* Exercise details *
Show, in full, each line of the data that contains "page".

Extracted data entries
====================
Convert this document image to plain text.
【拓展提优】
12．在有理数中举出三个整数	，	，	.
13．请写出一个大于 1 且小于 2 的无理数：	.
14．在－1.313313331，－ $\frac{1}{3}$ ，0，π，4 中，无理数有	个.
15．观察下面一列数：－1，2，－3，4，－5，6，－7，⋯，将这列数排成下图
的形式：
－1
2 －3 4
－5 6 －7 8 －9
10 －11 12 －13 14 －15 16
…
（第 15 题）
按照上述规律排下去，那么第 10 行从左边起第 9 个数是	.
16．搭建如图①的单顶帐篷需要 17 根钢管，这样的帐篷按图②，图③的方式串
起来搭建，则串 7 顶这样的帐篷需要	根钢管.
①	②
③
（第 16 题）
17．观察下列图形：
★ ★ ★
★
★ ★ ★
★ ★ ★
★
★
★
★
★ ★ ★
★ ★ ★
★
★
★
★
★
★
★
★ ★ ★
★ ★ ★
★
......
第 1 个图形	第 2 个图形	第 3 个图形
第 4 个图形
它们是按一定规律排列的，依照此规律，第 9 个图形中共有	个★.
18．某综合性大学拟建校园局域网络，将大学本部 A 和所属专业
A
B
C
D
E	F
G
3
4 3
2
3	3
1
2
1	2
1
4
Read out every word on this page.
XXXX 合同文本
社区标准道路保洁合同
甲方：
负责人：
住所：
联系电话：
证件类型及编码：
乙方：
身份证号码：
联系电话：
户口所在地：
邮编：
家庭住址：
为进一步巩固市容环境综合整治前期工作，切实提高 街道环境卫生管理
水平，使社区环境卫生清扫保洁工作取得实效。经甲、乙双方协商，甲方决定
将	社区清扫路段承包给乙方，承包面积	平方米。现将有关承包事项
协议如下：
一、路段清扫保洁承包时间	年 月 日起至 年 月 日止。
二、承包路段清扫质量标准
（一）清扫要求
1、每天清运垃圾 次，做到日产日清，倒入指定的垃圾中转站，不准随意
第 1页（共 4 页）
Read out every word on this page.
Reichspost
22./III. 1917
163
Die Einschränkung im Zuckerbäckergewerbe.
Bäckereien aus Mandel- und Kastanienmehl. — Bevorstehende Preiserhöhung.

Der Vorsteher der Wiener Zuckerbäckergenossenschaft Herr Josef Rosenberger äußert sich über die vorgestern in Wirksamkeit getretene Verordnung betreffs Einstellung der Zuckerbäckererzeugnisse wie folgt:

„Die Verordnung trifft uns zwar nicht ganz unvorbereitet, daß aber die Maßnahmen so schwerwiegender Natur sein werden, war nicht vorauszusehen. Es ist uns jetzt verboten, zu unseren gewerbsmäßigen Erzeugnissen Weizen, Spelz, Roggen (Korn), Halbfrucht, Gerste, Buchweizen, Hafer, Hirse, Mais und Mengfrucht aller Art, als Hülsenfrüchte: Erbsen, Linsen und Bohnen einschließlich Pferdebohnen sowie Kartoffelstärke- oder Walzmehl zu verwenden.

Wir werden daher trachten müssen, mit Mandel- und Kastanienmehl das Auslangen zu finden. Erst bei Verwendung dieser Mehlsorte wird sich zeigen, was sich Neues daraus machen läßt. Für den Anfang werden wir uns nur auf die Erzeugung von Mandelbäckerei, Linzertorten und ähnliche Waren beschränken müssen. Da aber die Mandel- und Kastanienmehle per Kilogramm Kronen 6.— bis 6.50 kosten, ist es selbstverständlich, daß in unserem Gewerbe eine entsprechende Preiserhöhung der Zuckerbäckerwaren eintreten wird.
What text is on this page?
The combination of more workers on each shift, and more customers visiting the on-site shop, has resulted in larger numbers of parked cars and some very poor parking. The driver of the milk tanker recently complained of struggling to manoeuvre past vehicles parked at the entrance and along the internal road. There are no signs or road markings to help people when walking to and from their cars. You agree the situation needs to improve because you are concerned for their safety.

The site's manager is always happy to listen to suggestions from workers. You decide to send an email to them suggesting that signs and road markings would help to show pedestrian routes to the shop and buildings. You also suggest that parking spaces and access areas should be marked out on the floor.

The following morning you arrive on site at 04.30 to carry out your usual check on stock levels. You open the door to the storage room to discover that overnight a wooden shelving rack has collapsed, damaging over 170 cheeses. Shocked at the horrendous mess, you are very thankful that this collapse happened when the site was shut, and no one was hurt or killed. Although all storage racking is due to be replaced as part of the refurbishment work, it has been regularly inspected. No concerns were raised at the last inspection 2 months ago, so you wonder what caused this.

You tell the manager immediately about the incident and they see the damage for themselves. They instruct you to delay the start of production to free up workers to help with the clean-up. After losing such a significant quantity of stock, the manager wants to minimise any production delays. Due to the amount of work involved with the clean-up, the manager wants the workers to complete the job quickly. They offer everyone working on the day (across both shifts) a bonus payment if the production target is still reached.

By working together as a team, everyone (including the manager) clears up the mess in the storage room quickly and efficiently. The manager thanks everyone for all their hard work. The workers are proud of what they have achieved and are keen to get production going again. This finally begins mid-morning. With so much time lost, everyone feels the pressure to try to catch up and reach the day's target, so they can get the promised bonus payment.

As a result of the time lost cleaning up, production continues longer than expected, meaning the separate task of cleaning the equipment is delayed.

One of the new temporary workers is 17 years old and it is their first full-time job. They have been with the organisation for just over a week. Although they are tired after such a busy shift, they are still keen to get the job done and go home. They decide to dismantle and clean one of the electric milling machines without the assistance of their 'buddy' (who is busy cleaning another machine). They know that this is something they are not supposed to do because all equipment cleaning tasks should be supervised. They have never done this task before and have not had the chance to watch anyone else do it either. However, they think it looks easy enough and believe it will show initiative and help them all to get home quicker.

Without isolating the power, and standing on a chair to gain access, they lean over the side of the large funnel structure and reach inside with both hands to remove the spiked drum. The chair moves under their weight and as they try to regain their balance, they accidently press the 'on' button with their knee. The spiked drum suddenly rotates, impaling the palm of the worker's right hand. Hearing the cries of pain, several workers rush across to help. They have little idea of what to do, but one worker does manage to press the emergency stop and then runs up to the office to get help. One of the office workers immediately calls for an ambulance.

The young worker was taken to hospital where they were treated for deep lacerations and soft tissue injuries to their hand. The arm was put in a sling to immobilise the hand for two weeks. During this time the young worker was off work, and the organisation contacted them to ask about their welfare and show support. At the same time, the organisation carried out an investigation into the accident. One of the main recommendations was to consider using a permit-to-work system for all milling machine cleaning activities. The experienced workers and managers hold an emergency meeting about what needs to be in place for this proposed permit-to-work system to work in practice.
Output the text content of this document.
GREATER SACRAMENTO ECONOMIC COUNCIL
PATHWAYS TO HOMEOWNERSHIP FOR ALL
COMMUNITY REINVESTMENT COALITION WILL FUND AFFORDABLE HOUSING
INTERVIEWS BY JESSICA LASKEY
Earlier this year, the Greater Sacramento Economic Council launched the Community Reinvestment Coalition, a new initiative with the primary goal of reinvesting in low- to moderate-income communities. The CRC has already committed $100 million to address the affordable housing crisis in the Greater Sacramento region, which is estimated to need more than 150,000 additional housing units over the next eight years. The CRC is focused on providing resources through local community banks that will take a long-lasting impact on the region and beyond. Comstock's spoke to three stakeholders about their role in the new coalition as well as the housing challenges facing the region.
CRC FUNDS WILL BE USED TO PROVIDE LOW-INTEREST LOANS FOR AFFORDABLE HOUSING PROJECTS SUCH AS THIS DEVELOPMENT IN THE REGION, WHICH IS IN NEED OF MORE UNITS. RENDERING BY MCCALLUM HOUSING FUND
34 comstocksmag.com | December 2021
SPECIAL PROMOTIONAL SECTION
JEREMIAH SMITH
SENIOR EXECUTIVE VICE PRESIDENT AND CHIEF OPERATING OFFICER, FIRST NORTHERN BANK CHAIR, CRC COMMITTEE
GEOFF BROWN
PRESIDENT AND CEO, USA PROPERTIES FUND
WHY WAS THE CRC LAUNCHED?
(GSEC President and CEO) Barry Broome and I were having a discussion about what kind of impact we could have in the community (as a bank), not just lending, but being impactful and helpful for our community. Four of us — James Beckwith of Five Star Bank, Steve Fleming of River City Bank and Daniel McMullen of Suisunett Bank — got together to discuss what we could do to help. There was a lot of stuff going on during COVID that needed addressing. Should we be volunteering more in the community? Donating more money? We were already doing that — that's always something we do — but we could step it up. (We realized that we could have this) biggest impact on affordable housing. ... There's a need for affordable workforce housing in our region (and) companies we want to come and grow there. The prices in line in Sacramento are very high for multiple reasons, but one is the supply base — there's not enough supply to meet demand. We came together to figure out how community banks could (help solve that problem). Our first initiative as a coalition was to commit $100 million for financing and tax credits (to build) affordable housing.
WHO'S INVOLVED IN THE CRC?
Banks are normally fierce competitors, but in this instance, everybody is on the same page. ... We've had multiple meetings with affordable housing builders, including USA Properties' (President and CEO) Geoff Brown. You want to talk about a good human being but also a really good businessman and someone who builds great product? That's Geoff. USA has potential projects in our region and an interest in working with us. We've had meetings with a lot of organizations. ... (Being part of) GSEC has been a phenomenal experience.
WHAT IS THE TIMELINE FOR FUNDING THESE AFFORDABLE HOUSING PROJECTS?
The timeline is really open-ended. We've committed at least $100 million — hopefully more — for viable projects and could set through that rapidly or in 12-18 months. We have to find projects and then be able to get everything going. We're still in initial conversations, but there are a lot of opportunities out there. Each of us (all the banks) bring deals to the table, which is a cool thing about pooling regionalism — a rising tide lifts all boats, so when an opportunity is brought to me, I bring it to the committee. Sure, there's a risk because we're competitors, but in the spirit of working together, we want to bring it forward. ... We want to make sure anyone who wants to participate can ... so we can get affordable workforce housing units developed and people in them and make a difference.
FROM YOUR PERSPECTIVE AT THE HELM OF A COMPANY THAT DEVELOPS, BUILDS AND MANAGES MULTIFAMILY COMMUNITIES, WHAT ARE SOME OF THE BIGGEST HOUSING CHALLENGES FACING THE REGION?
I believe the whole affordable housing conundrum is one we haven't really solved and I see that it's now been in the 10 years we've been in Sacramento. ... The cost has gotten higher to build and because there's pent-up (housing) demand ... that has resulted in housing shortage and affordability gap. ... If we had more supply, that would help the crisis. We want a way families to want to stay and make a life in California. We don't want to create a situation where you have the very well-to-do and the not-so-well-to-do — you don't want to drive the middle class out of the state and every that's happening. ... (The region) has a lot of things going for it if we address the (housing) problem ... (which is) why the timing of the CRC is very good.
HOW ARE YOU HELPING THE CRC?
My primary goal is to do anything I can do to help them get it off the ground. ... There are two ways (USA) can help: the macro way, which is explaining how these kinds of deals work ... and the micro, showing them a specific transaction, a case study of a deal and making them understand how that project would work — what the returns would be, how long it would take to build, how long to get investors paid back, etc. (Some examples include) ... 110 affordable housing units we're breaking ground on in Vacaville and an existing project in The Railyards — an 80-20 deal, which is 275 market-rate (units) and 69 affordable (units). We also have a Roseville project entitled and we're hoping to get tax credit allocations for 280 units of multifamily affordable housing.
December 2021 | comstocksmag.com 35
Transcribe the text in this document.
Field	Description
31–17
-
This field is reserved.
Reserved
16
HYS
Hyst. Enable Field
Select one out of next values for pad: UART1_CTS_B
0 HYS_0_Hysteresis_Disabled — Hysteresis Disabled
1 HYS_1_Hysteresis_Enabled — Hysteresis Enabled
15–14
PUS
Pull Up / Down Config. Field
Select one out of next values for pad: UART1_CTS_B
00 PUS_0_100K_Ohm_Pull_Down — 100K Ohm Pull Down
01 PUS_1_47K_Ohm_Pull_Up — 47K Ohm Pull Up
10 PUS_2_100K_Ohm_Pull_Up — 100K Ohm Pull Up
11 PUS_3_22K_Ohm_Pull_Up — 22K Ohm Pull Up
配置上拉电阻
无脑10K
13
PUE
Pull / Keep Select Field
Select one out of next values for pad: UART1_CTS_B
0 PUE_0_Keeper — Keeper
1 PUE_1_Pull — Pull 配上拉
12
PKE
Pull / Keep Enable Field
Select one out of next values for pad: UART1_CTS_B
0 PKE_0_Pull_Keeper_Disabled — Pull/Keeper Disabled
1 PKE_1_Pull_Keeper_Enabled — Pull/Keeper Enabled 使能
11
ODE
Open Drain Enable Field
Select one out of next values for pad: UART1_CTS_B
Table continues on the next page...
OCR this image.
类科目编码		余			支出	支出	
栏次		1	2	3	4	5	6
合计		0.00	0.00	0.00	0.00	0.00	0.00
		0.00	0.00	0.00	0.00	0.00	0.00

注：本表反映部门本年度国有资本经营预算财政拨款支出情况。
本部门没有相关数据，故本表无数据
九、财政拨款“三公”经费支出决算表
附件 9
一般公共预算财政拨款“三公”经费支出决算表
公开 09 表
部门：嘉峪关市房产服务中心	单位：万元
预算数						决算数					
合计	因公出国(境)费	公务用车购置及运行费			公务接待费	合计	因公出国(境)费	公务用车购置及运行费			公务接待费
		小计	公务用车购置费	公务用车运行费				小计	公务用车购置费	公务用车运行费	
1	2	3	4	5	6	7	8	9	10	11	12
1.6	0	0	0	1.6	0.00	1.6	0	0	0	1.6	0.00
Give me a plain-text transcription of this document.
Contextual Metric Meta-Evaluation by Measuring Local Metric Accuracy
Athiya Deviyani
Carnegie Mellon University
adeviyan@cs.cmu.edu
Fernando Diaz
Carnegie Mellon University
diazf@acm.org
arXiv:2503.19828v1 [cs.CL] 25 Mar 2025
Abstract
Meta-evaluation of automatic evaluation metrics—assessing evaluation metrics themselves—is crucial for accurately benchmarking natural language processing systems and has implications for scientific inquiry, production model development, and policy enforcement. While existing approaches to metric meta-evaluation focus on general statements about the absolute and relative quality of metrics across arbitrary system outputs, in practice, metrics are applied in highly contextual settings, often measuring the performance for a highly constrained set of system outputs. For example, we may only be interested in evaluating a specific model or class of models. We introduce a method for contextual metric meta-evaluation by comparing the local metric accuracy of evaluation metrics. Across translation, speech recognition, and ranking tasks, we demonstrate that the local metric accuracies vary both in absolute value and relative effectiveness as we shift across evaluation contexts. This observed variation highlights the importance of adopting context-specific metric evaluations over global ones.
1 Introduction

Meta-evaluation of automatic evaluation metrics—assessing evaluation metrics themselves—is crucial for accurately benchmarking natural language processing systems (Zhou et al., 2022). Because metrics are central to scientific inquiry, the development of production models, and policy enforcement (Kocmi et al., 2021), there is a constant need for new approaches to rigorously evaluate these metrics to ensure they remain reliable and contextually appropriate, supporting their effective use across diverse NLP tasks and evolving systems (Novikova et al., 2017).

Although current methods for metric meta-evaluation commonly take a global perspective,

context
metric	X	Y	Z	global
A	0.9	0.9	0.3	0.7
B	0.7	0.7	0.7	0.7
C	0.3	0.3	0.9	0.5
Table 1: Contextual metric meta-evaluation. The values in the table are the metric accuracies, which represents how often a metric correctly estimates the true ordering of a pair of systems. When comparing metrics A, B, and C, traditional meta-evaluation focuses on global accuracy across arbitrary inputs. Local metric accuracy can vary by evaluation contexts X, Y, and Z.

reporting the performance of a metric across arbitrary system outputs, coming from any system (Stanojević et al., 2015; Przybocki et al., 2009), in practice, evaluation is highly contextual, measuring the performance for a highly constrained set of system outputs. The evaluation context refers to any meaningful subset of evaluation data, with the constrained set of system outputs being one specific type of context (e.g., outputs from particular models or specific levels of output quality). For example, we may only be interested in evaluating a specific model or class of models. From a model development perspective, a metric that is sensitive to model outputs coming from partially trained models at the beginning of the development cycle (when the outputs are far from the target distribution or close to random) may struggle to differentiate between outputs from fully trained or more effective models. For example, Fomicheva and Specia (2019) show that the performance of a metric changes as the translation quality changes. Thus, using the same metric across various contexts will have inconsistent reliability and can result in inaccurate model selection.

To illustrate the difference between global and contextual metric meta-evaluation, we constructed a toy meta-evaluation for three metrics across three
====================
* Task answer *
Read out every word on this page.
Read out every word on this page.
What text is on this page?
Banks are normally fierce competitors, but in this instance, everybody is on the same page. ... We've had multiple meetings with affordable housing builders, including USA Properties' (President and CEO) Geoff Brown. You want to talk about a good human being but also a really good businessman and someone who builds great product? That's Geoff. USA has potential projects in our region and an interest in working with us. We've had meetings with a lot of organizations. ... (Being part of) GSEC has been a phenomenal experience.
Table continues on the next page...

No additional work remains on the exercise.